(Figure content listings)
===============

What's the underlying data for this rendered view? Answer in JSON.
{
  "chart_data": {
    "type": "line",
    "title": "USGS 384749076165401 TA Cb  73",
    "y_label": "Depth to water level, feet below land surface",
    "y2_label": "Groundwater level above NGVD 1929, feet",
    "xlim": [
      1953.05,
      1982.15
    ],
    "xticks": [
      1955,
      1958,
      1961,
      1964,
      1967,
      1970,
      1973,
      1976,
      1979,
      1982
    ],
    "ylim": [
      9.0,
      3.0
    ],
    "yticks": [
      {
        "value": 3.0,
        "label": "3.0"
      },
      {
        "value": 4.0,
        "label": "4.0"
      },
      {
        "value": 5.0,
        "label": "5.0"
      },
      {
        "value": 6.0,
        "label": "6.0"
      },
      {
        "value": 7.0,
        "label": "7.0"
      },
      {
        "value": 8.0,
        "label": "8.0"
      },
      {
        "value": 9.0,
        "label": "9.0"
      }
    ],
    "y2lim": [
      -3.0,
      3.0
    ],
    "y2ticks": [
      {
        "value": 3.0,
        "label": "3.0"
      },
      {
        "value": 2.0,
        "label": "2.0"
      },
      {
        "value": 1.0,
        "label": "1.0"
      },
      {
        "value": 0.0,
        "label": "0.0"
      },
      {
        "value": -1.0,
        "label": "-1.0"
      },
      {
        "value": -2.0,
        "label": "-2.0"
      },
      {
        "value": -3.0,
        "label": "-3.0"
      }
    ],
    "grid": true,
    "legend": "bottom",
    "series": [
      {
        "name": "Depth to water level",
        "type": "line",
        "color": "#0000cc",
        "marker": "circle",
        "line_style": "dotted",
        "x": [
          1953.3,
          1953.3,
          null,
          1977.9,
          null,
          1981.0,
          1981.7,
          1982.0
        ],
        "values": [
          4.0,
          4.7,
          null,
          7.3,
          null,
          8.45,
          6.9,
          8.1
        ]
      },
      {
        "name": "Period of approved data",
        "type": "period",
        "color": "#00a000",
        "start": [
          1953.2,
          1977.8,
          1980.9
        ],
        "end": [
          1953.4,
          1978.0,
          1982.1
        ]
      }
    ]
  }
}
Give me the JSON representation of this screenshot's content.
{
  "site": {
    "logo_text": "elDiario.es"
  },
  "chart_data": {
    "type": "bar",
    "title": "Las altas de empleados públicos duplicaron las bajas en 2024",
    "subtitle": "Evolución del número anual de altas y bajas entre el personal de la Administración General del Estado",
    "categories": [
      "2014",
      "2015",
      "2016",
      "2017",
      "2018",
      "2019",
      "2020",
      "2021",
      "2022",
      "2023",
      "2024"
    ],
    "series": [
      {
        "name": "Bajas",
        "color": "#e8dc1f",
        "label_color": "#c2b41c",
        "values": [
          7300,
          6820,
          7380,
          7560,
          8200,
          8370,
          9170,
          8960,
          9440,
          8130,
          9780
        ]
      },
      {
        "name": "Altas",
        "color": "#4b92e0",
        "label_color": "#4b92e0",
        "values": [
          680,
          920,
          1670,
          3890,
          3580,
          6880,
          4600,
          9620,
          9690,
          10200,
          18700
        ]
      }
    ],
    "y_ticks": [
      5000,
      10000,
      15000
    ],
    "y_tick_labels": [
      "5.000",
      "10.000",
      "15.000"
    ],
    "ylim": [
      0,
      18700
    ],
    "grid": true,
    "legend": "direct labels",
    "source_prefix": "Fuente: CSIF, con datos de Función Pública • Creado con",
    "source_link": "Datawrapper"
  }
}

===============

▸ **Goal**
Scan the material above. Copy each line where "level" occurs.

▸ **Reply to the task**
    "y_label": "Depth to water level, feet below land surface",
    "y2_label": "Groundwater level above NGVD 1929, feet",
        "name": "Depth to water level",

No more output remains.